** START Text extract **

Pregame Six Pack: No place like home

13 Comments

The Irish are home. After failing to get through an opening weekend stress test in the unfriendly confines of Darrell K Royal Memorial Stadium, Notre Dame gets a chance to get back to normal with a Saturday in South Bend.

Even on short rest and a compressed preparation schedule, the Irish are hopeful to leave behind the sting of last weekend’s double-overtime defeat and get healthy—both mentally and physically—against a Nevada team that is young and needed overtime to beat FCS opponent Cal Poly.

With DeShone Kizer named as the teams starter and adjustments made to the lineup on defense, Brian Kelly feels that even with a tweaked run-up to the weekend, his team is ready to go.

“We were able to make up for the short week by really spreading the practice out,”  Kelly said Thursday. “We got all our work in and (Friday) we’ll have about 50 minutes on the field and we’ll be ready for Nevada on Saturday.”

To get all of us ready for Saturday, let’s turn the Pregame Six Pack on its head. Here are six players to focus on as the Irish get back to the basics against the Wolf Pack.

** END Text extract **
** START Excerpted data **

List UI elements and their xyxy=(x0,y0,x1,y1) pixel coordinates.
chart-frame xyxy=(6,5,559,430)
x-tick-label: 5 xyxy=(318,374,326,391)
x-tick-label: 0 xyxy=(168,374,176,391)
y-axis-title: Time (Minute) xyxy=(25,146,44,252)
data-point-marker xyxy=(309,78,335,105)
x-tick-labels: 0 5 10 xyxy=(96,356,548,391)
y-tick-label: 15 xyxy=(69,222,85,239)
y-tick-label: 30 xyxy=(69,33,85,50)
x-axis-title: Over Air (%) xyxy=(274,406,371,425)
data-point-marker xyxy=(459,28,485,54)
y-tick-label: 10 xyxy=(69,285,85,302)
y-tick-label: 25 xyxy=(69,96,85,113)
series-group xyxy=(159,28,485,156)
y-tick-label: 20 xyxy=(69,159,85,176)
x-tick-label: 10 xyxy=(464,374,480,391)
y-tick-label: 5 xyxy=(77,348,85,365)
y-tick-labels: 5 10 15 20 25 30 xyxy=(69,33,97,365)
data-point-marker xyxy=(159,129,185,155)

** END Excerpted data **

▶ Task set
[A] Name every football team mentioned in the game preview.
[B] In the game preview, how much time on the field does Kelly say the team will have on Friday?

▶ Answers per task
[A] Notre Dame (the Irish), Nevada (the Wolf Pack), Cal Poly

[B] About 50 minutes.